> Listed records:
BEGIN

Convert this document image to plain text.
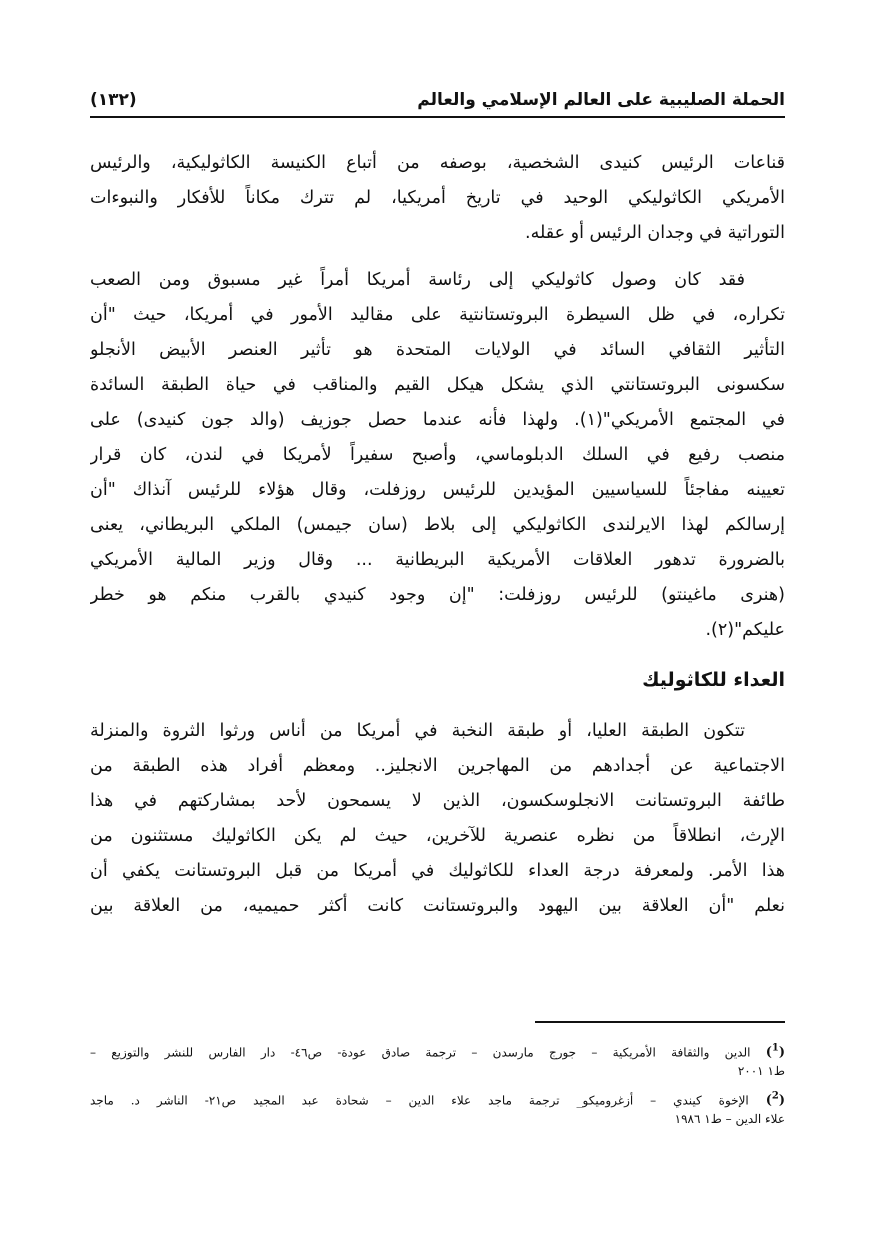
الحملة الصليبية على العالم الإسلامي والعالم
(١٣٢)
قناعات الرئيس كنيدى الشخصية، بوصفه من أتباع الكنيسة الكاثوليكية، والرئيس
الأمريكي الكاثوليكي الوحيد في تاريخ أمريكيا، لم تترك مكاناً للأفكار والنبوءات
التوراتية في وجدان الرئيس أو عقله.
فقد كان وصول كاثوليكي إلى رئاسة أمريكا أمراً غير مسبوق ومن الصعب
تكراره، في ظل السيطرة البروتستانتية على مقاليد الأمور في أمريكا، حيث "أن
التأثير الثقافي السائد في الولايات المتحدة هو تأثير العنصر الأبيض الأنجلو
سكسونى البروتستانتي الذي يشكل هيكل القيم والمناقب في حياة الطبقة السائدة
في المجتمع الأمريكي"(١). ولهذا فأنه عندما حصل جوزيف (والد جون كنيدى) على
منصب رفيع في السلك الدبلوماسي، وأصبح سفيراً لأمريكا في لندن، كان قرار
تعيينه مفاجئاً للسياسيين المؤيدين للرئيس روزفلت، وقال هؤلاء للرئيس آنذاك "أن
إرسالكم لهذا الايرلندى الكاثوليكي إلى بلاط (سان جيمس) الملكي البريطاني، يعنى
بالضرورة تدهور العلاقات الأمريكية البريطانية ... وقال وزير المالية الأمريكي
(هنرى ماغينتو) للرئيس روزفلت: "إن وجود كنيدي بالقرب منكم هو خطر
عليكم"(٢).
العداء للكاثوليك
تتكون الطبقة العليا، أو طبقة النخبة في أمريكا من أناس ورثوا الثروة والمنزلة
الاجتماعية عن أجدادهم من المهاجرين الانجليز.. ومعظم أفراد هذه الطبقة من
طائفة البروتستانت الانجلوسكسون، الذين لا يسمحون لأحد بمشاركتهم في هذا
الإرث، انطلاقاً من نظره عنصرية للآخرين، حيث لم يكن الكاثوليك مستثنون من
هذا الأمر. ولمعرفة درجة العداء للكاثوليك في أمريكا من قبل البروتستانت يكفي أن
نعلم "أن العلاقة بين اليهود والبروتستانت كانت أكثر حميميه، من العلاقة بين
($^1$) الدين والثقافة الأمريكية – جورج مارسدن – ترجمة صادق عودة- ص٤٦- دار الفارس للنشر والتوزيع –
ط١ ٢٠٠١
($^2$) الإخوة كيندي – أزغروميكو_ ترجمة ماجد علاء الدين – شحادة عبد المجيد ص٢١- الناشر د. ماجد
علاء الدين – ط١ ١٩٨٦
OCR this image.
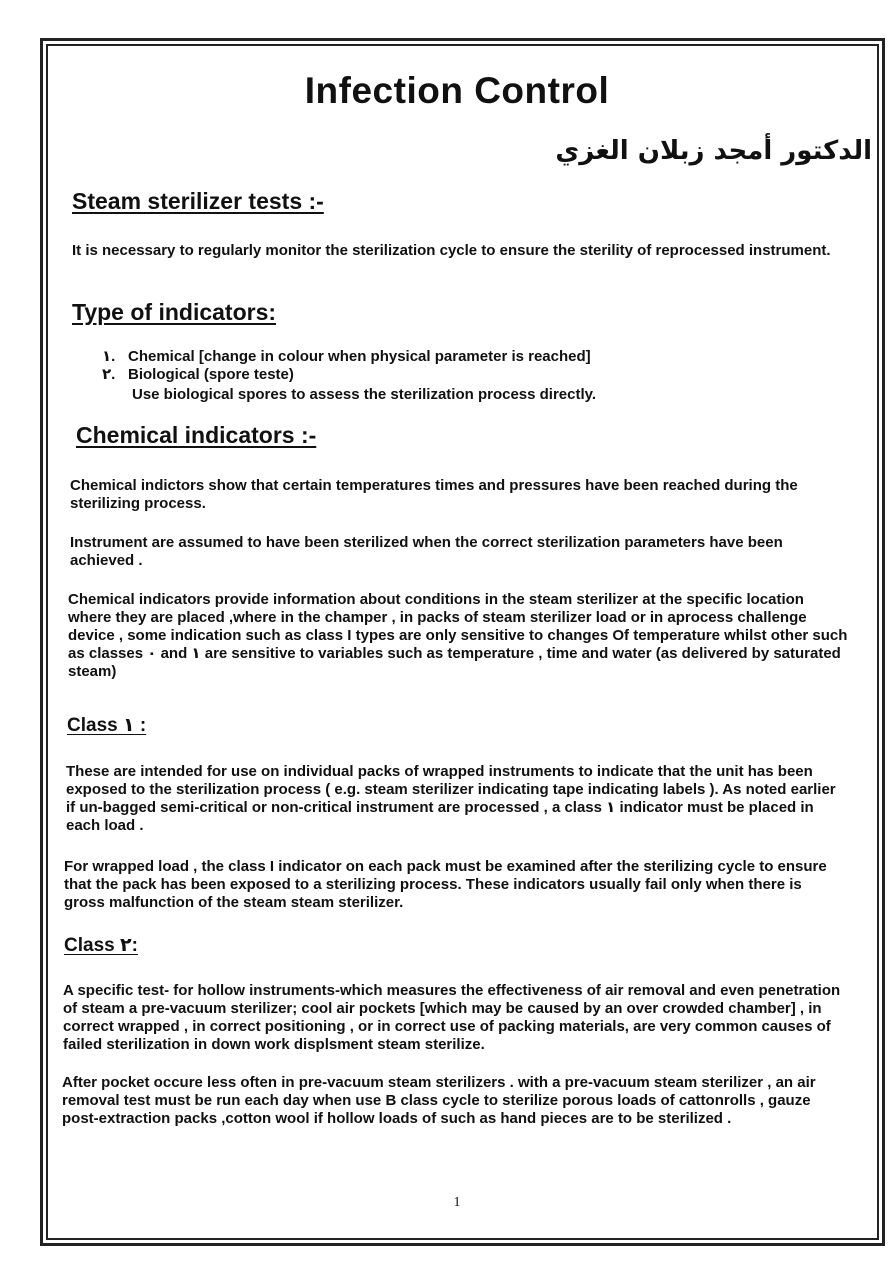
Infection Control
الدكتور أمجد زبلان الغزي
Steam sterilizer tests :-
It is necessary to regularly monitor the sterilization cycle to ensure the sterility of reprocessed instrument.
Type of indicators:
١. Chemical [change in colour when physical parameter is reached]
٢. Biological (spore teste)
Use biological spores to assess the sterilization process directly.
Chemical indicators :-
Chemical indictors show that certain temperatures times and pressures have been reached during the sterilizing process.
Instrument are assumed to have been sterilized when the correct sterilization parameters have been achieved .
Chemical indicators provide information about conditions in the steam sterilizer at the specific location where they are placed ,where in the champer , in packs of steam sterilizer load or in aprocess challenge device , some indication such as class I types are only sensitive to changes Of temperature whilst other such as classes ٠ and ١ are sensitive to variables such as temperature , time and water (as delivered by saturated steam)
Class ١ :
These are intended for use on individual packs of wrapped instruments to indicate that the unit has been exposed to the sterilization process ( e.g. steam sterilizer indicating tape indicating labels ). As noted earlier if un-bagged semi-critical or non-critical instrument are processed , a class ١ indicator must be placed in each load .
For wrapped load , the class I indicator on each pack must be examined after the sterilizing cycle to ensure that the pack has been exposed to a sterilizing process. These indicators usually fail only when there is gross malfunction of the steam steam sterilizer.
Class ٢:
A specific test- for hollow instruments-which measures the effectiveness of air removal and even penetration of steam a pre-vacuum sterilizer; cool air pockets [which may be caused by an over crowded chamber] , in correct wrapped , in correct positioning , or in correct use of packing materials, are very common causes of failed sterilization in down work displsment steam sterilize.
After pocket occure less often in pre-vacuum steam sterilizers . with a pre-vacuum steam sterilizer , an air removal test must be run each day when use B class cycle to sterilize porous loads of cattonrolls , gauze post-extraction packs ,cotton wool if hollow loads of such as hand pieces are to be sterilized .
1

END

> Set exercise: Copy out every line of the material above exactly, skipping the pictures.

> Answer to this problem:
Convert this document image to plain text.
الحملة الصليبية على العالم الإسلامي والعالم
(١٣٢)
قناعات الرئيس كنيدى الشخصية، بوصفه من أتباع الكنيسة الكاثوليكية، والرئيس
الأمريكي الكاثوليكي الوحيد في تاريخ أمريكيا، لم تترك مكاناً للأفكار والنبوءات
التوراتية في وجدان الرئيس أو عقله.
فقد كان وصول كاثوليكي إلى رئاسة أمريكا أمراً غير مسبوق ومن الصعب
تكراره، في ظل السيطرة البروتستانتية على مقاليد الأمور في أمريكا، حيث "أن
التأثير الثقافي السائد في الولايات المتحدة هو تأثير العنصر الأبيض الأنجلو
سكسونى البروتستانتي الذي يشكل هيكل القيم والمناقب في حياة الطبقة السائدة
في المجتمع الأمريكي"(١). ولهذا فأنه عندما حصل جوزيف (والد جون كنيدى) على
منصب رفيع في السلك الدبلوماسي، وأصبح سفيراً لأمريكا في لندن، كان قرار
تعيينه مفاجئاً للسياسيين المؤيدين للرئيس روزفلت، وقال هؤلاء للرئيس آنذاك "أن
إرسالكم لهذا الايرلندى الكاثوليكي إلى بلاط (سان جيمس) الملكي البريطاني، يعنى
بالضرورة تدهور العلاقات الأمريكية البريطانية ... وقال وزير المالية الأمريكي
(هنرى ماغينتو) للرئيس روزفلت: "إن وجود كنيدي بالقرب منكم هو خطر
عليكم"(٢).
العداء للكاثوليك
تتكون الطبقة العليا، أو طبقة النخبة في أمريكا من أناس ورثوا الثروة والمنزلة
الاجتماعية عن أجدادهم من المهاجرين الانجليز.. ومعظم أفراد هذه الطبقة من
طائفة البروتستانت الانجلوسكسون، الذين لا يسمحون لأحد بمشاركتهم في هذا
الإرث، انطلاقاً من نظره عنصرية للآخرين، حيث لم يكن الكاثوليك مستثنون من
هذا الأمر. ولمعرفة درجة العداء للكاثوليك في أمريكا من قبل البروتستانت يكفي أن
نعلم "أن العلاقة بين اليهود والبروتستانت كانت أكثر حميميه، من العلاقة بين
($^1$) الدين والثقافة الأمريكية – جورج مارسدن – ترجمة صادق عودة- ص٤٦- دار الفارس للنشر والتوزيع –
ط١ ٢٠٠١
($^2$) الإخوة كيندي – أزغروميكو_ ترجمة ماجد علاء الدين – شحادة عبد المجيد ص٢١- الناشر د. ماجد
علاء الدين – ط١ ١٩٨٦
OCR this image.
Infection Control
الدكتور أمجد زبلان الغزي
Steam sterilizer tests :-
It is necessary to regularly monitor the sterilization cycle to ensure the sterility of reprocessed instrument.
Type of indicators:
١. Chemical [change in colour when physical parameter is reached]
٢. Biological (spore teste)
Use biological spores to assess the sterilization process directly.
Chemical indicators :-
Chemical indictors show that certain temperatures times and pressures have been reached during the sterilizing process.
Instrument are assumed to have been sterilized when the correct sterilization parameters have been achieved .
Chemical indicators provide information about conditions in the steam sterilizer at the specific location where they are placed ,where in the champer , in packs of steam sterilizer load or in aprocess challenge device , some indication such as class I types are only sensitive to changes Of temperature whilst other such as classes ٠ and ١ are sensitive to variables such as temperature , time and water (as delivered by saturated steam)
Class ١ :
These are intended for use on individual packs of wrapped instruments to indicate that the unit has been exposed to the sterilization process ( e.g. steam sterilizer indicating tape indicating labels ). As noted earlier if un-bagged semi-critical or non-critical instrument are processed , a class ١ indicator must be placed in each load .
For wrapped load , the class I indicator on each pack must be examined after the sterilizing cycle to ensure that the pack has been exposed to a sterilizing process. These indicators usually fail only when there is gross malfunction of the steam steam sterilizer.
Class ٢:
A specific test- for hollow instruments-which measures the effectiveness of air removal and even penetration of steam a pre-vacuum sterilizer; cool air pockets [which may be caused by an over crowded chamber] , in correct wrapped , in correct positioning , or in correct use of packing materials, are very common causes of failed sterilization in down work displsment steam sterilize.
After pocket occure less often in pre-vacuum steam sterilizers . with a pre-vacuum steam sterilizer , an air removal test must be run each day when use B class cycle to sterilize porous loads of cattonrolls , gauze post-extraction packs ,cotton wool if hollow loads of such as hand pieces are to be sterilized .
1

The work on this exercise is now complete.